== Stated problem ==
Look through the material below. Copy every line with the string "Intel" in it.

## start Dataset entries

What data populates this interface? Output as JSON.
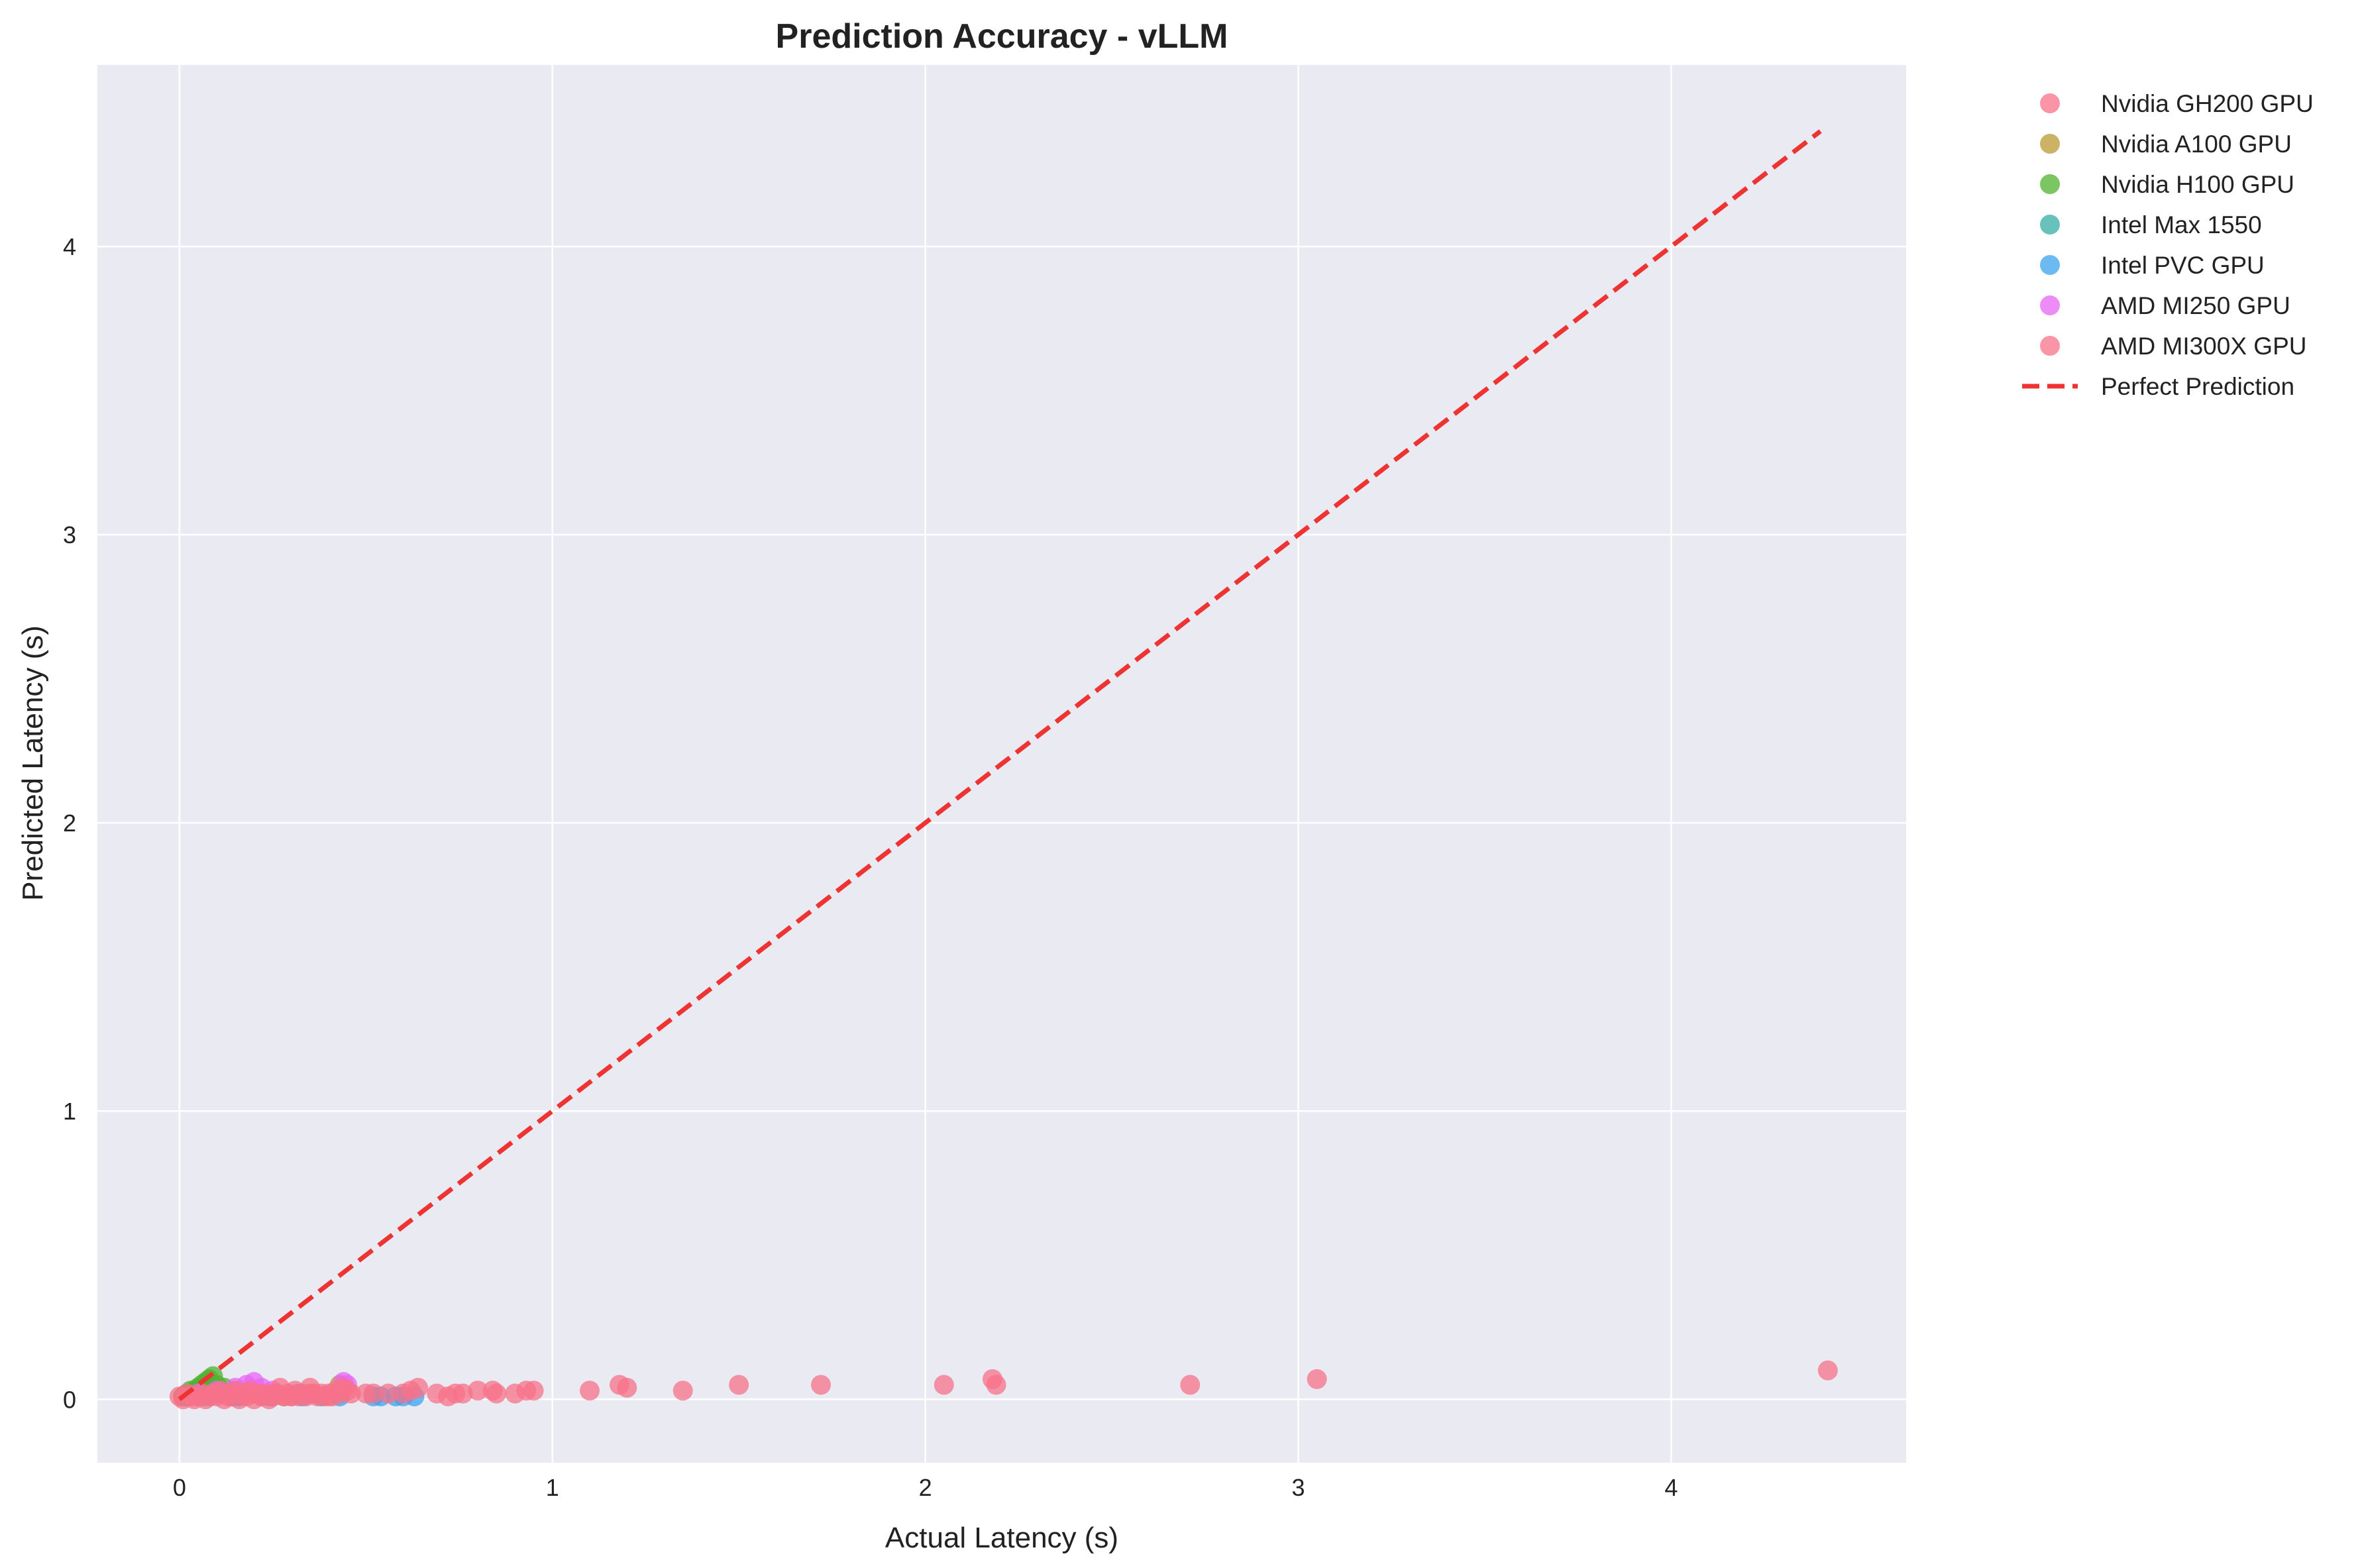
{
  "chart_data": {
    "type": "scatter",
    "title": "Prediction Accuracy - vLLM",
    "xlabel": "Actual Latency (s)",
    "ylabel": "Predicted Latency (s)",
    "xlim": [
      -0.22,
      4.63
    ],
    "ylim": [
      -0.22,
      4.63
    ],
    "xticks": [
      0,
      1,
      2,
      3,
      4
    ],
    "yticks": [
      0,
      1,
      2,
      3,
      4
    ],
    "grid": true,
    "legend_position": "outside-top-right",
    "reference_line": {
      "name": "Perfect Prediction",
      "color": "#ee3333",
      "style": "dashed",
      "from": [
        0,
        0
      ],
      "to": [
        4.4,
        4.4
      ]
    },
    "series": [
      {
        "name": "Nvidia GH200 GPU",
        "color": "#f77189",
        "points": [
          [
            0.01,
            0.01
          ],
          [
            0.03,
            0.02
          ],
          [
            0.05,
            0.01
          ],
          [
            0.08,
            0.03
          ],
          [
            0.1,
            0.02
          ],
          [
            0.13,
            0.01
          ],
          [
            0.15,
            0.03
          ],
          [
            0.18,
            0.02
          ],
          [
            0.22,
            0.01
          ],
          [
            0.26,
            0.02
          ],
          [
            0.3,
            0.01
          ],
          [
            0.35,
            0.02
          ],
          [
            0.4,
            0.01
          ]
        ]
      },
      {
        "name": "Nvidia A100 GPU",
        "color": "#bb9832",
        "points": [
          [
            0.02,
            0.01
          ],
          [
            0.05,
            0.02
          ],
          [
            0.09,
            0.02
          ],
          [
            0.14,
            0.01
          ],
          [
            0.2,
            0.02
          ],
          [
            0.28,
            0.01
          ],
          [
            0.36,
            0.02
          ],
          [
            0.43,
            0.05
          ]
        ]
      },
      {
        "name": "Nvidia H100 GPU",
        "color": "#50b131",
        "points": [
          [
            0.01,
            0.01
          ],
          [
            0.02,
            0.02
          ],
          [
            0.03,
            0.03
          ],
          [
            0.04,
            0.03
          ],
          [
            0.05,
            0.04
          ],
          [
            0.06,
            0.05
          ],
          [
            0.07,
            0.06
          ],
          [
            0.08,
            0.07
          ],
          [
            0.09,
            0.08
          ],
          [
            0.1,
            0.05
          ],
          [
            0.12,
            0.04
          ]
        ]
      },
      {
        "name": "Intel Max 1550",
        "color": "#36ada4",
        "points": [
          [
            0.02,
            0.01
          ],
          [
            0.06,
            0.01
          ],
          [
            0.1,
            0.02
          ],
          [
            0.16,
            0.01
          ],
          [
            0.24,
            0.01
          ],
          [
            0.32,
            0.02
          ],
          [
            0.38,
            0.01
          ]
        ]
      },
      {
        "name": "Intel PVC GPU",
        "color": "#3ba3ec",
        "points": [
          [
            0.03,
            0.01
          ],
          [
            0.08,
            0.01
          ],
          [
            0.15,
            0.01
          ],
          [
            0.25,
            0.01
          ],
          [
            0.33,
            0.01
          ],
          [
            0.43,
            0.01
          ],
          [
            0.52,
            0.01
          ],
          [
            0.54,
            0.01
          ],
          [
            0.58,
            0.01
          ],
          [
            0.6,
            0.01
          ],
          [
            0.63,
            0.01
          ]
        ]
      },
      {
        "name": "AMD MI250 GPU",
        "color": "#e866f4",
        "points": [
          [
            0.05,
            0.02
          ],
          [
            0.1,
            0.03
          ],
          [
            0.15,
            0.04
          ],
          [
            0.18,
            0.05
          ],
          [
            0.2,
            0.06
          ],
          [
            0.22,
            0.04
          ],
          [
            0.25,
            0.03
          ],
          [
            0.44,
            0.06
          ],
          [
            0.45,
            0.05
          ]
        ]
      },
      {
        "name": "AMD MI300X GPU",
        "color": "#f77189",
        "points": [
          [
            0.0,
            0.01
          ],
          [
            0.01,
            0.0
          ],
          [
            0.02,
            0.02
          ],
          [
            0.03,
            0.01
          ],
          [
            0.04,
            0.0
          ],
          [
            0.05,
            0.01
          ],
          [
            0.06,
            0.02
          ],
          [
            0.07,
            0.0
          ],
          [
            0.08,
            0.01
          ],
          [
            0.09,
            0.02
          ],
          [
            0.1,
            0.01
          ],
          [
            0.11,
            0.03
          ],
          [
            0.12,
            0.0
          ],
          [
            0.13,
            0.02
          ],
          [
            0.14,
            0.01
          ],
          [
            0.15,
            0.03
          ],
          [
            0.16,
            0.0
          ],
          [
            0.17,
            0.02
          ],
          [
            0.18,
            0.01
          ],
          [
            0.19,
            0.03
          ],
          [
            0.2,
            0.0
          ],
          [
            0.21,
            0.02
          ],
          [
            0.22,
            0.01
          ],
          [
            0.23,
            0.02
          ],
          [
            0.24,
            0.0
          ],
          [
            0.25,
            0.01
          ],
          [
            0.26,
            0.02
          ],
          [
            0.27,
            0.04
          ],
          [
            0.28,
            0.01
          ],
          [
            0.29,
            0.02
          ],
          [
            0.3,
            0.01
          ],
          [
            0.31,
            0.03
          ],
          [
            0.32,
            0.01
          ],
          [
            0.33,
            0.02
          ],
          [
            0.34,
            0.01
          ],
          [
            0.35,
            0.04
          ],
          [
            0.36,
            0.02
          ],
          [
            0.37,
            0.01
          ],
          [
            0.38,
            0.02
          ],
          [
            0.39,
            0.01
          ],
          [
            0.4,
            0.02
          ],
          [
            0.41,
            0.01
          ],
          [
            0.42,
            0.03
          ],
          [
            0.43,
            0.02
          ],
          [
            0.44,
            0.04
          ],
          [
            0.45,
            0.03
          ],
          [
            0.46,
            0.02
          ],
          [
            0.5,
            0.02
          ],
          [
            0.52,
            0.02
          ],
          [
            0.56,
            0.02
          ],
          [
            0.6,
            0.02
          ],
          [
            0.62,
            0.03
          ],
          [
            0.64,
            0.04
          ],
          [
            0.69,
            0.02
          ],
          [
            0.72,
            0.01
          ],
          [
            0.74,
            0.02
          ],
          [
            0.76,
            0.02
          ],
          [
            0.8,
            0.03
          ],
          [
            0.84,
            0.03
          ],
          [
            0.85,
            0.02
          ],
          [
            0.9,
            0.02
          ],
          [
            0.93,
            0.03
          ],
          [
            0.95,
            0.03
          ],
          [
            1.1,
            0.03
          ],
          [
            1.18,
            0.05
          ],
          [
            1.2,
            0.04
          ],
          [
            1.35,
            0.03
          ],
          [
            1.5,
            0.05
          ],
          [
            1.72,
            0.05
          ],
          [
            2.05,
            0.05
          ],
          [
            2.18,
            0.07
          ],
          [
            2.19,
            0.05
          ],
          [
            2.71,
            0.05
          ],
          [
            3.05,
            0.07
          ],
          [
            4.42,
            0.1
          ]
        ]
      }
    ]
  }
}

## end Dataset entries
## start Dataset entries

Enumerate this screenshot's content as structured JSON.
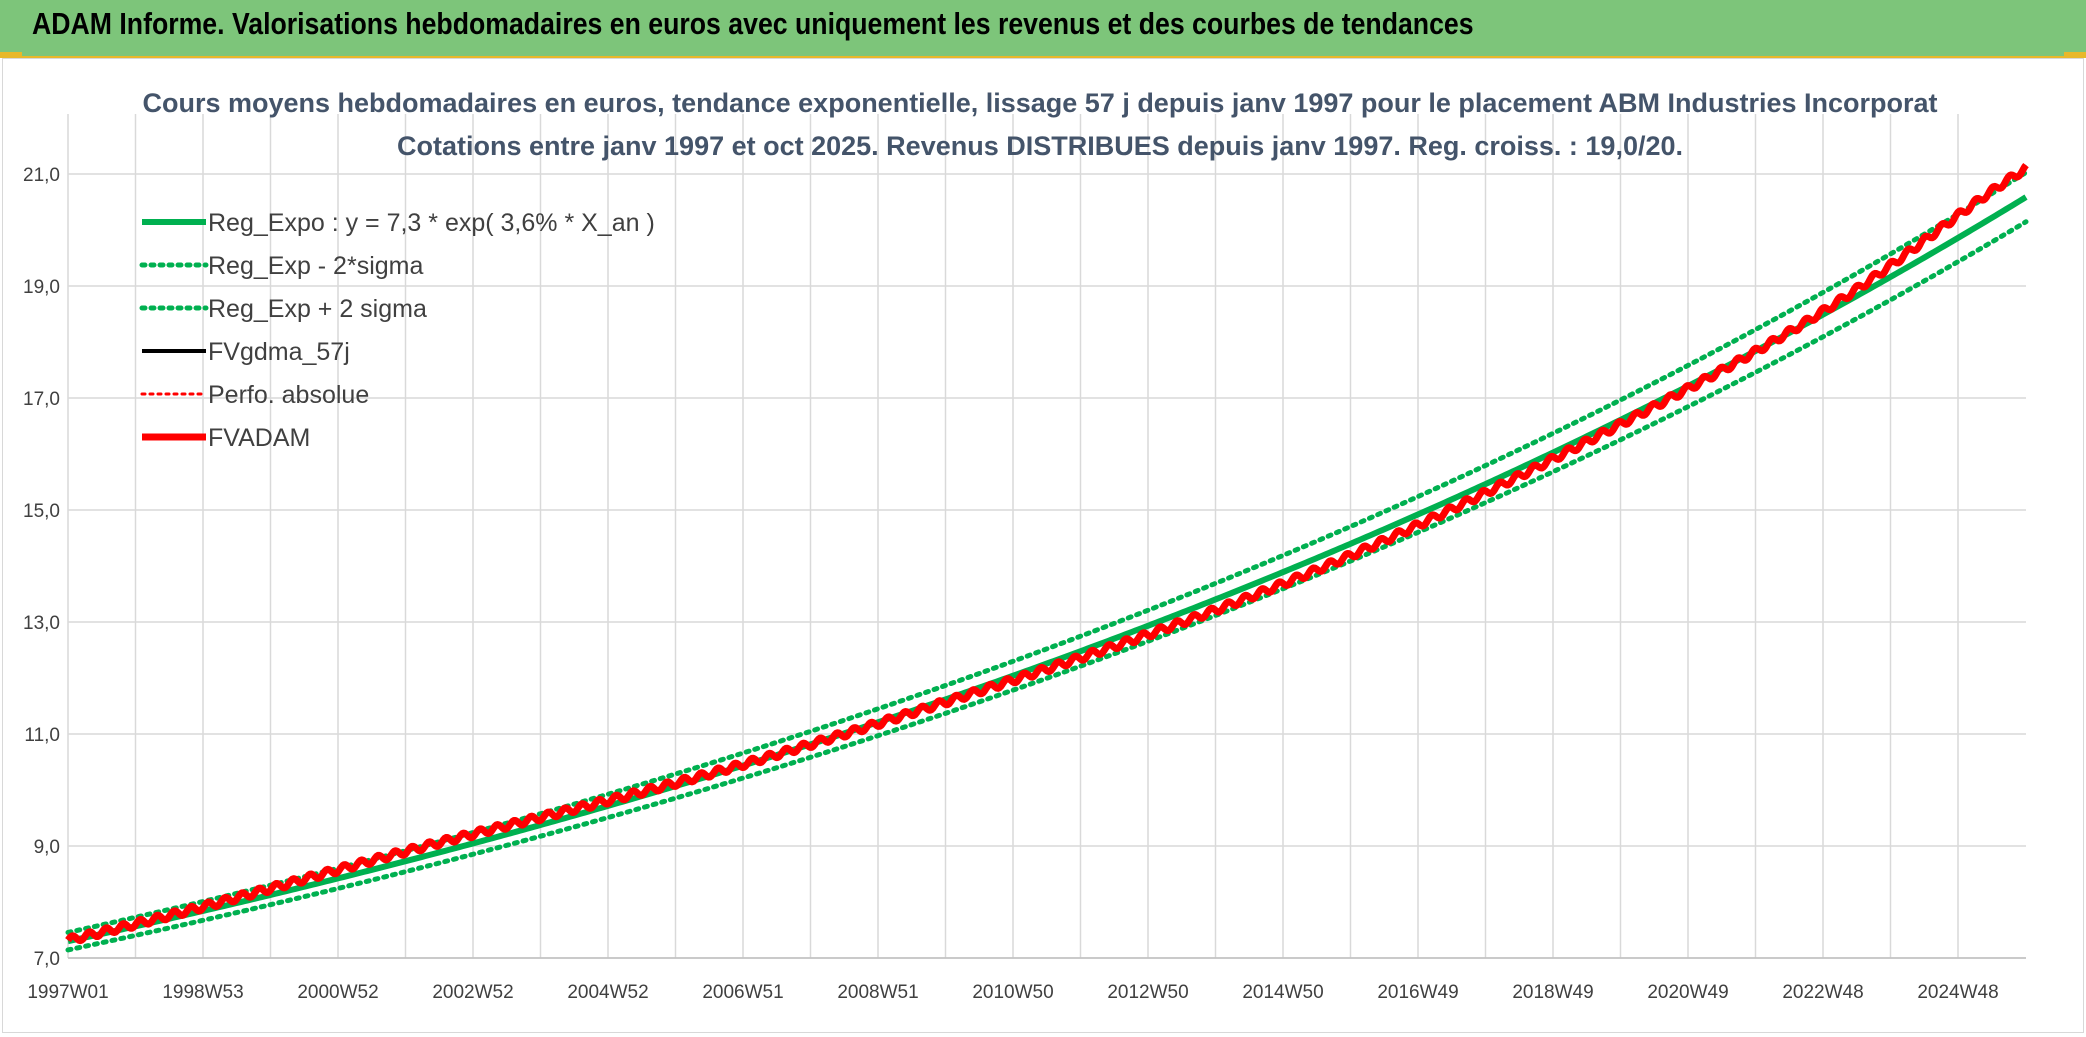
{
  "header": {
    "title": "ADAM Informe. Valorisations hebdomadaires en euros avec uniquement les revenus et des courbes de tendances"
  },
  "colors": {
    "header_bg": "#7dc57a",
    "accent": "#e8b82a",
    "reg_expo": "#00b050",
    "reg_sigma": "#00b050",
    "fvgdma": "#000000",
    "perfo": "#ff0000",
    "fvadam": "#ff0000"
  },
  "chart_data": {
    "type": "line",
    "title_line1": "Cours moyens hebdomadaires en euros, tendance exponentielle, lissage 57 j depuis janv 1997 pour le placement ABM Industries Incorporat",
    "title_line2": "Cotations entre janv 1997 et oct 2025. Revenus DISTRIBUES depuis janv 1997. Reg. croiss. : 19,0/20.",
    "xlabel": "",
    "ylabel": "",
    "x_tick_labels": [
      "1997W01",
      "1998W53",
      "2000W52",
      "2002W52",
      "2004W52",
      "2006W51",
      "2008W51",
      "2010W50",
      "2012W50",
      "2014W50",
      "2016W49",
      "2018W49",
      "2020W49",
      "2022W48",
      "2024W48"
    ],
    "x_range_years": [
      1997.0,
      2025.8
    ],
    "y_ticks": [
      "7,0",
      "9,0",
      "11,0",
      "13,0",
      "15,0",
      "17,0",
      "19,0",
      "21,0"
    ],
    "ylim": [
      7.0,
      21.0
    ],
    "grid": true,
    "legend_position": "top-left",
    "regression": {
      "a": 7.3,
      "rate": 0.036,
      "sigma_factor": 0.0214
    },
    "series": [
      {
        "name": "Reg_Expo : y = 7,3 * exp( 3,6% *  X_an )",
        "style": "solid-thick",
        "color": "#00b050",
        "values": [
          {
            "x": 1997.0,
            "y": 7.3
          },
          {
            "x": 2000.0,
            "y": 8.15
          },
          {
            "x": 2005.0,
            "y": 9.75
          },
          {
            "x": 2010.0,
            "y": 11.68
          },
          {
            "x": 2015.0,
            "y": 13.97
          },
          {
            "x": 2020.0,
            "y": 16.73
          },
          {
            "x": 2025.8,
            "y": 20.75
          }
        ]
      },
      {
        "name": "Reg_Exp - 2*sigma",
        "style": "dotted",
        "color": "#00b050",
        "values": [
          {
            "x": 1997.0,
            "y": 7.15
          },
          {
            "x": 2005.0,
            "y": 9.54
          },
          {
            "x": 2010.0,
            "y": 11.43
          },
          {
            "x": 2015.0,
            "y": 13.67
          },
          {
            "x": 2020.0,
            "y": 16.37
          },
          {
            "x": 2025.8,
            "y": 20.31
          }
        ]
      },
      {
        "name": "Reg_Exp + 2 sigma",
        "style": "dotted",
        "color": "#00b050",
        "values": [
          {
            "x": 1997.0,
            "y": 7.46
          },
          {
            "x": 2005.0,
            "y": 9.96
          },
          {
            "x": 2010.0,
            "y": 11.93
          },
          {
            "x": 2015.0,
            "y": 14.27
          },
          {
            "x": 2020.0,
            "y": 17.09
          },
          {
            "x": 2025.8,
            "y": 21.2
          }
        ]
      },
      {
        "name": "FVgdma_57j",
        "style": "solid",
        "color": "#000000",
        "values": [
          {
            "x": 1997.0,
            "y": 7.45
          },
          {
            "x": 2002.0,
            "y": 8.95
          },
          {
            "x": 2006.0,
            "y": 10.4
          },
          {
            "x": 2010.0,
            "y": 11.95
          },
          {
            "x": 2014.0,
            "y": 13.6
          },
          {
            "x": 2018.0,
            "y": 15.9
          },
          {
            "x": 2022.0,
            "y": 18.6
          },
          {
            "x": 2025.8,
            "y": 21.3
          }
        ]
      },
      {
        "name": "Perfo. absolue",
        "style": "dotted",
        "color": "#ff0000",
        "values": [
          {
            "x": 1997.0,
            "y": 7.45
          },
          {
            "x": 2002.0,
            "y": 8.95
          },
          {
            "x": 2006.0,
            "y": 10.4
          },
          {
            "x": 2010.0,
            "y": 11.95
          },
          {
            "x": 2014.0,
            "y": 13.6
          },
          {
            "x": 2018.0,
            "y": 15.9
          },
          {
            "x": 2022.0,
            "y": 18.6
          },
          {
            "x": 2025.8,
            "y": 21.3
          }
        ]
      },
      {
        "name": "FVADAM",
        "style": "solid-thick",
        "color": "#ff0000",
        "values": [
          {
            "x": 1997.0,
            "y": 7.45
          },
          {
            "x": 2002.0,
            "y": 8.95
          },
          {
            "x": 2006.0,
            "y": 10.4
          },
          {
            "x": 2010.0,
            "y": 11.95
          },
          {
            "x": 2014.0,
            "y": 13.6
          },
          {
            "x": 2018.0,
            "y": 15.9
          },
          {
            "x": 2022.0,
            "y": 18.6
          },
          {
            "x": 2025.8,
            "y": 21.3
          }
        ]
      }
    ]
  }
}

## end Dataset entries

== Task solution ==
        "name": "Intel Max 1550",
        "name": "Intel PVC GPU",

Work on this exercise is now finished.